Goal: Provide only the number of lines in the data below that contain the string "shortbread".

begin

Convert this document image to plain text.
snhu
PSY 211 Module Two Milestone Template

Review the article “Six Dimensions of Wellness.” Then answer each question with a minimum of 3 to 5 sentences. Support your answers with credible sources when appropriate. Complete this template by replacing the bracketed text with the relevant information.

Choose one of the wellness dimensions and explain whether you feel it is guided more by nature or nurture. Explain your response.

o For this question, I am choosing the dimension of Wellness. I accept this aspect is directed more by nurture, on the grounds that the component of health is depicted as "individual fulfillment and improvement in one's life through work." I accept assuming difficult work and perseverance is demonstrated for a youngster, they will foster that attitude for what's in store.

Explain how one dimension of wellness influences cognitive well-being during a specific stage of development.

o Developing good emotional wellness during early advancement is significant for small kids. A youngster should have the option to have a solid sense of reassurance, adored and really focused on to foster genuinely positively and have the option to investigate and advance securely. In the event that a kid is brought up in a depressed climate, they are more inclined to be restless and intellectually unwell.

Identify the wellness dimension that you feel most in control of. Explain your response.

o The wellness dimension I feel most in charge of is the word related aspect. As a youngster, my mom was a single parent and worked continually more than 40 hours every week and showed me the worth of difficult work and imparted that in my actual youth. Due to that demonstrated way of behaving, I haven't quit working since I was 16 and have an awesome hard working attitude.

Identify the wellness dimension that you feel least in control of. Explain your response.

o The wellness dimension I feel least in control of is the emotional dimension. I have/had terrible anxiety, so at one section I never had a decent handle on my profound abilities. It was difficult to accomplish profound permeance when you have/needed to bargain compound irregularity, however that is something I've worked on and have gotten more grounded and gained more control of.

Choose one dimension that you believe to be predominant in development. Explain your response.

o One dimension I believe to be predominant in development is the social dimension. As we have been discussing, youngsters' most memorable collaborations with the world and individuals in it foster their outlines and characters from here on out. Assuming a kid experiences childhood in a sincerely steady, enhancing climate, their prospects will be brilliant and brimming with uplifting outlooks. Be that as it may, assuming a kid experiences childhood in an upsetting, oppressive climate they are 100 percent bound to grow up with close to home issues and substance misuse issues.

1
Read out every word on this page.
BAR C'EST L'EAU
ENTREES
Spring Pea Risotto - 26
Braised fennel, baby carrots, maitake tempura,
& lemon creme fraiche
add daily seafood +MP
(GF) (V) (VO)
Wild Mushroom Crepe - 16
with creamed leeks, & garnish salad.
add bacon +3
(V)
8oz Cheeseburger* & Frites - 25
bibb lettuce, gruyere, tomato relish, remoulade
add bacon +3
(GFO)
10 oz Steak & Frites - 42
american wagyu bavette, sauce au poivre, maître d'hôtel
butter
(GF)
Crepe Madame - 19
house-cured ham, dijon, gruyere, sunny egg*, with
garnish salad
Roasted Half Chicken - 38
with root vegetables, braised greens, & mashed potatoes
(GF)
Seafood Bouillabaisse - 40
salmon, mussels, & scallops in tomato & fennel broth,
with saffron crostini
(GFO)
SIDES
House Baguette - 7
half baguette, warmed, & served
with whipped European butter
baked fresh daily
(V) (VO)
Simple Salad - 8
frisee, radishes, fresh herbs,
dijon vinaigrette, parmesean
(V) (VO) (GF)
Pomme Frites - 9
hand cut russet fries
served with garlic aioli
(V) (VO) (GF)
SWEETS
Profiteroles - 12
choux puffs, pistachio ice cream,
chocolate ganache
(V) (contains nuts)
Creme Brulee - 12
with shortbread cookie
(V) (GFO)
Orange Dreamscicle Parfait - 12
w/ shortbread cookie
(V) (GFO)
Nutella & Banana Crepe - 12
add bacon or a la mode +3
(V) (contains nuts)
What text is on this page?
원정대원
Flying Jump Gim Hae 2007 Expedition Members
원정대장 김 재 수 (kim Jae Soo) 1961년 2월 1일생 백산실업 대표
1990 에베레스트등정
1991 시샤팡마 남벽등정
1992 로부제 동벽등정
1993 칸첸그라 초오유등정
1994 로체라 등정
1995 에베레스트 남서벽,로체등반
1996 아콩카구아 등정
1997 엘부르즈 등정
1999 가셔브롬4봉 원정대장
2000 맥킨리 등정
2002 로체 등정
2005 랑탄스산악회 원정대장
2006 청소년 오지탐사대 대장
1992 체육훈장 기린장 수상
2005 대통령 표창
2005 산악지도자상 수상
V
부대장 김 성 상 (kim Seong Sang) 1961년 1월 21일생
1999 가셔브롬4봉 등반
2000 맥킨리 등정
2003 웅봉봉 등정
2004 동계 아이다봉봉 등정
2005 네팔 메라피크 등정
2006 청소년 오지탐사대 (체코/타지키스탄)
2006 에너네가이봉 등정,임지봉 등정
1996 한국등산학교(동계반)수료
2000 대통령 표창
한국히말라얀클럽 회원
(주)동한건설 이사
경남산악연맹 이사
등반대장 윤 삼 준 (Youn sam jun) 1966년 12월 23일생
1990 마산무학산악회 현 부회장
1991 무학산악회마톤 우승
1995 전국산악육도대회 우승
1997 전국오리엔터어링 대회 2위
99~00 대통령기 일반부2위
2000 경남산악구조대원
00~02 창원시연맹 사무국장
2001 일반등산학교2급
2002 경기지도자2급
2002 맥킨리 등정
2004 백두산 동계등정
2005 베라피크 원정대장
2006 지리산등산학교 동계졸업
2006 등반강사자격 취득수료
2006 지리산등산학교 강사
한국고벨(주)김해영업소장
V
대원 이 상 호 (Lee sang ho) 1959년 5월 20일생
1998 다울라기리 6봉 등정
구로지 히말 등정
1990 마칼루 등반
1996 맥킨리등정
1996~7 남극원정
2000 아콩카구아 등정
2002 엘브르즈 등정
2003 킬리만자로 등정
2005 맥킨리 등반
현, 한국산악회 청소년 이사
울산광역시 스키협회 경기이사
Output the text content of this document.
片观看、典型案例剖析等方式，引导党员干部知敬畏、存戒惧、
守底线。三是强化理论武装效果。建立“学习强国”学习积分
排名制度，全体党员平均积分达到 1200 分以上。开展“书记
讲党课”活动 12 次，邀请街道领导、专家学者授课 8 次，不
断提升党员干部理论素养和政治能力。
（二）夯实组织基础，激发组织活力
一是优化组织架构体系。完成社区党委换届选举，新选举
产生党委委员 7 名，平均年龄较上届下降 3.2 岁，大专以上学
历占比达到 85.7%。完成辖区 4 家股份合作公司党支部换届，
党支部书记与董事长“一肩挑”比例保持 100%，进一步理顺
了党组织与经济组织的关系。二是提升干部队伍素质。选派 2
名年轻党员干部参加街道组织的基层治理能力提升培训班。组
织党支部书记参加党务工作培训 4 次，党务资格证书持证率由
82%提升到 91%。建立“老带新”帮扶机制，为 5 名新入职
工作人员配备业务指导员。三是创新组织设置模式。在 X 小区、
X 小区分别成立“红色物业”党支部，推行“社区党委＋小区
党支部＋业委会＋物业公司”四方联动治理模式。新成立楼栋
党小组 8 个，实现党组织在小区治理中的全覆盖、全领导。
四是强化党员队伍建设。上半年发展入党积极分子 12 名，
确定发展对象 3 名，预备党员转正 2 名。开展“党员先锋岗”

end

Result of the exercise: 2